** Start of Supplied records **

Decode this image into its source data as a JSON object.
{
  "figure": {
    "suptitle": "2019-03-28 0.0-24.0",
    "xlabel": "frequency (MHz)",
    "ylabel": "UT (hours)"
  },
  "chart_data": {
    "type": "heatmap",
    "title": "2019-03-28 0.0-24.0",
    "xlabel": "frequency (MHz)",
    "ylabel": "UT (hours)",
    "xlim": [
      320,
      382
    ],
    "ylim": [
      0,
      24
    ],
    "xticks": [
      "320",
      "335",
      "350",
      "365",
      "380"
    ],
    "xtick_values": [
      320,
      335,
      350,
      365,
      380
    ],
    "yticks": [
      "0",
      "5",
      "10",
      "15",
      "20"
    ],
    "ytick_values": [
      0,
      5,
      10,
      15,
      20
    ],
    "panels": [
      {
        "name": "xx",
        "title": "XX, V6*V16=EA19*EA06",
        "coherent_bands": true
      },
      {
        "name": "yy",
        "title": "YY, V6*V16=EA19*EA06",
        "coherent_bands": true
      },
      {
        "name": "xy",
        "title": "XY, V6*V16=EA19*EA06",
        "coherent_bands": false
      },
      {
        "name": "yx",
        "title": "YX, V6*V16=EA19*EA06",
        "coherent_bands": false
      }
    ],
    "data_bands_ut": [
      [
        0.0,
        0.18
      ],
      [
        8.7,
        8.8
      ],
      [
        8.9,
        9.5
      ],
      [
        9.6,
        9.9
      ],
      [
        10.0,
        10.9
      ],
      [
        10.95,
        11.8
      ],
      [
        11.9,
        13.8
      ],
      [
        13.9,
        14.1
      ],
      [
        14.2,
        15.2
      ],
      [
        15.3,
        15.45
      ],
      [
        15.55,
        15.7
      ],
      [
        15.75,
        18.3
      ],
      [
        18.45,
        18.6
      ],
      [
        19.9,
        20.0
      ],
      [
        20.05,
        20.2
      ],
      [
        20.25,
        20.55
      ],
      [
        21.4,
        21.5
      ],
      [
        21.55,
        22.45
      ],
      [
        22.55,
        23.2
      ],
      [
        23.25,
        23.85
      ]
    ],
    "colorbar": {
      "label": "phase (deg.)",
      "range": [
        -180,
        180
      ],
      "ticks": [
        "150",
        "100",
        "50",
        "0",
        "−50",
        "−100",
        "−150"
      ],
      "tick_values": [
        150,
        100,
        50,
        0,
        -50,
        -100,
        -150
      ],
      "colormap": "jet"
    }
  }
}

** End of Supplied records **

§ **Work to be completed**
Take the data above and return it exactly.

§ **Exercise solution**
Decode this image into its source data as a JSON object.
{
  "figure": {
    "suptitle": "2019-03-28 0.0-24.0",
    "xlabel": "frequency (MHz)",
    "ylabel": "UT (hours)"
  },
  "chart_data": {
    "type": "heatmap",
    "title": "2019-03-28 0.0-24.0",
    "xlabel": "frequency (MHz)",
    "ylabel": "UT (hours)",
    "xlim": [
      320,
      382
    ],
    "ylim": [
      0,
      24
    ],
    "xticks": [
      "320",
      "335",
      "350",
      "365",
      "380"
    ],
    "xtick_values": [
      320,
      335,
      350,
      365,
      380
    ],
    "yticks": [
      "0",
      "5",
      "10",
      "15",
      "20"
    ],
    "ytick_values": [
      0,
      5,
      10,
      15,
      20
    ],
    "panels": [
      {
        "name": "xx",
        "title": "XX, V6*V16=EA19*EA06",
        "coherent_bands": true
      },
      {
        "name": "yy",
        "title": "YY, V6*V16=EA19*EA06",
        "coherent_bands": true
      },
      {
        "name": "xy",
        "title": "XY, V6*V16=EA19*EA06",
        "coherent_bands": false
      },
      {
        "name": "yx",
        "title": "YX, V6*V16=EA19*EA06",
        "coherent_bands": false
      }
    ],
    "data_bands_ut": [
      [
        0.0,
        0.18
      ],
      [
        8.7,
        8.8
      ],
      [
        8.9,
        9.5
      ],
      [
        9.6,
        9.9
      ],
      [
        10.0,
        10.9
      ],
      [
        10.95,
        11.8
      ],
      [
        11.9,
        13.8
      ],
      [
        13.9,
        14.1
      ],
      [
        14.2,
        15.2
      ],
      [
        15.3,
        15.45
      ],
      [
        15.55,
        15.7
      ],
      [
        15.75,
        18.3
      ],
      [
        18.45,
        18.6
      ],
      [
        19.9,
        20.0
      ],
      [
        20.05,
        20.2
      ],
      [
        20.25,
        20.55
      ],
      [
        21.4,
        21.5
      ],
      [
        21.55,
        22.45
      ],
      [
        22.55,
        23.2
      ],
      [
        23.25,
        23.85
      ]
    ],
    "colorbar": {
      "label": "phase (deg.)",
      "range": [
        -180,
        180
      ],
      "ticks": [
        "150",
        "100",
        "50",
        "0",
        "−50",
        "−100",
        "−150"
      ],
      "tick_values": [
        150,
        100,
        50,
        0,
        -50,
        -100,
        -150
      ],
      "colormap": "jet"
    }
  }
}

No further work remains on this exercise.